→ TASK DATA:
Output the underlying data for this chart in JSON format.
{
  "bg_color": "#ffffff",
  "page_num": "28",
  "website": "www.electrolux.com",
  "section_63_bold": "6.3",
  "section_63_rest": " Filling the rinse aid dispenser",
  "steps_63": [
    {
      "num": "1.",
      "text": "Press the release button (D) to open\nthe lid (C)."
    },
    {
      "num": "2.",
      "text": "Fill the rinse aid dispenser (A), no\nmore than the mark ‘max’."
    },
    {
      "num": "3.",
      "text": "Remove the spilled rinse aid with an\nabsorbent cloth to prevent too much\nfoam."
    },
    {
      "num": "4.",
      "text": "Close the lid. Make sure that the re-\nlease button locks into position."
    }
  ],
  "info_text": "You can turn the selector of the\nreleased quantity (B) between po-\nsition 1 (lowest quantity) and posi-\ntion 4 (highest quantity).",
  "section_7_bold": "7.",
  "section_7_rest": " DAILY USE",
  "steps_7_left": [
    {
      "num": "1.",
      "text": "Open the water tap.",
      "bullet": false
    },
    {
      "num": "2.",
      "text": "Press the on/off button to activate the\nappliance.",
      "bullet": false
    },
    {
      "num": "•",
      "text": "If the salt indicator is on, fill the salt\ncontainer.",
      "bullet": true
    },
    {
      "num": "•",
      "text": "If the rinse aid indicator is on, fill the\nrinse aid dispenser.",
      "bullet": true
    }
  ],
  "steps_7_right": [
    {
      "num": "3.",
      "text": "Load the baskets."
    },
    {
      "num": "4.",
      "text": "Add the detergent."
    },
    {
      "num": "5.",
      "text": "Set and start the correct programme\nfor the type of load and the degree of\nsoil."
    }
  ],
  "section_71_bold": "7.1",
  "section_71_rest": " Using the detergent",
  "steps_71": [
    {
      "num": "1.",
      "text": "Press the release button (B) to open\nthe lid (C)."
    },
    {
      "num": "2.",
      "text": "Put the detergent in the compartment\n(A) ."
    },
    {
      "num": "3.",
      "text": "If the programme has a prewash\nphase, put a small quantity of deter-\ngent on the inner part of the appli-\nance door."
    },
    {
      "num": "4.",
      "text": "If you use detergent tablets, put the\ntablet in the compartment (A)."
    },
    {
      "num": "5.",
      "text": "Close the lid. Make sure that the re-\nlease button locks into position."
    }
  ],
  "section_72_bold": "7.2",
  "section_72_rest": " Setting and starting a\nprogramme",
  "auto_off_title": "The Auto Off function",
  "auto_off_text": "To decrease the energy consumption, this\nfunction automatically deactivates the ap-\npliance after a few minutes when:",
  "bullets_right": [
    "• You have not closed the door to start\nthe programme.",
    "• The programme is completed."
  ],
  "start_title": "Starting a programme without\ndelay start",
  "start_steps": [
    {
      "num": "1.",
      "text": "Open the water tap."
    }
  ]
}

→ WHAT IS ASKED:
Please output the entries above, every line exactly as it reads.

→ FINAL RESULT:
Output the underlying data for this chart in JSON format.
{
  "bg_color": "#ffffff",
  "page_num": "28",
  "website": "www.electrolux.com",
  "section_63_bold": "6.3",
  "section_63_rest": " Filling the rinse aid dispenser",
  "steps_63": [
    {
      "num": "1.",
      "text": "Press the release button (D) to open\nthe lid (C)."
    },
    {
      "num": "2.",
      "text": "Fill the rinse aid dispenser (A), no\nmore than the mark ‘max’."
    },
    {
      "num": "3.",
      "text": "Remove the spilled rinse aid with an\nabsorbent cloth to prevent too much\nfoam."
    },
    {
      "num": "4.",
      "text": "Close the lid. Make sure that the re-\nlease button locks into position."
    }
  ],
  "info_text": "You can turn the selector of the\nreleased quantity (B) between po-\nsition 1 (lowest quantity) and posi-\ntion 4 (highest quantity).",
  "section_7_bold": "7.",
  "section_7_rest": " DAILY USE",
  "steps_7_left": [
    {
      "num": "1.",
      "text": "Open the water tap.",
      "bullet": false
    },
    {
      "num": "2.",
      "text": "Press the on/off button to activate the\nappliance.",
      "bullet": false
    },
    {
      "num": "•",
      "text": "If the salt indicator is on, fill the salt\ncontainer.",
      "bullet": true
    },
    {
      "num": "•",
      "text": "If the rinse aid indicator is on, fill the\nrinse aid dispenser.",
      "bullet": true
    }
  ],
  "steps_7_right": [
    {
      "num": "3.",
      "text": "Load the baskets."
    },
    {
      "num": "4.",
      "text": "Add the detergent."
    },
    {
      "num": "5.",
      "text": "Set and start the correct programme\nfor the type of load and the degree of\nsoil."
    }
  ],
  "section_71_bold": "7.1",
  "section_71_rest": " Using the detergent",
  "steps_71": [
    {
      "num": "1.",
      "text": "Press the release button (B) to open\nthe lid (C)."
    },
    {
      "num": "2.",
      "text": "Put the detergent in the compartment\n(A) ."
    },
    {
      "num": "3.",
      "text": "If the programme has a prewash\nphase, put a small quantity of deter-\ngent on the inner part of the appli-\nance door."
    },
    {
      "num": "4.",
      "text": "If you use detergent tablets, put the\ntablet in the compartment (A)."
    },
    {
      "num": "5.",
      "text": "Close the lid. Make sure that the re-\nlease button locks into position."
    }
  ],
  "section_72_bold": "7.2",
  "section_72_rest": " Setting and starting a\nprogramme",
  "auto_off_title": "The Auto Off function",
  "auto_off_text": "To decrease the energy consumption, this\nfunction automatically deactivates the ap-\npliance after a few minutes when:",
  "bullets_right": [
    "• You have not closed the door to start\nthe programme.",
    "• The programme is completed."
  ],
  "start_title": "Starting a programme without\ndelay start",
  "start_steps": [
    {
      "num": "1.",
      "text": "Open the water tap."
    }
  ]
}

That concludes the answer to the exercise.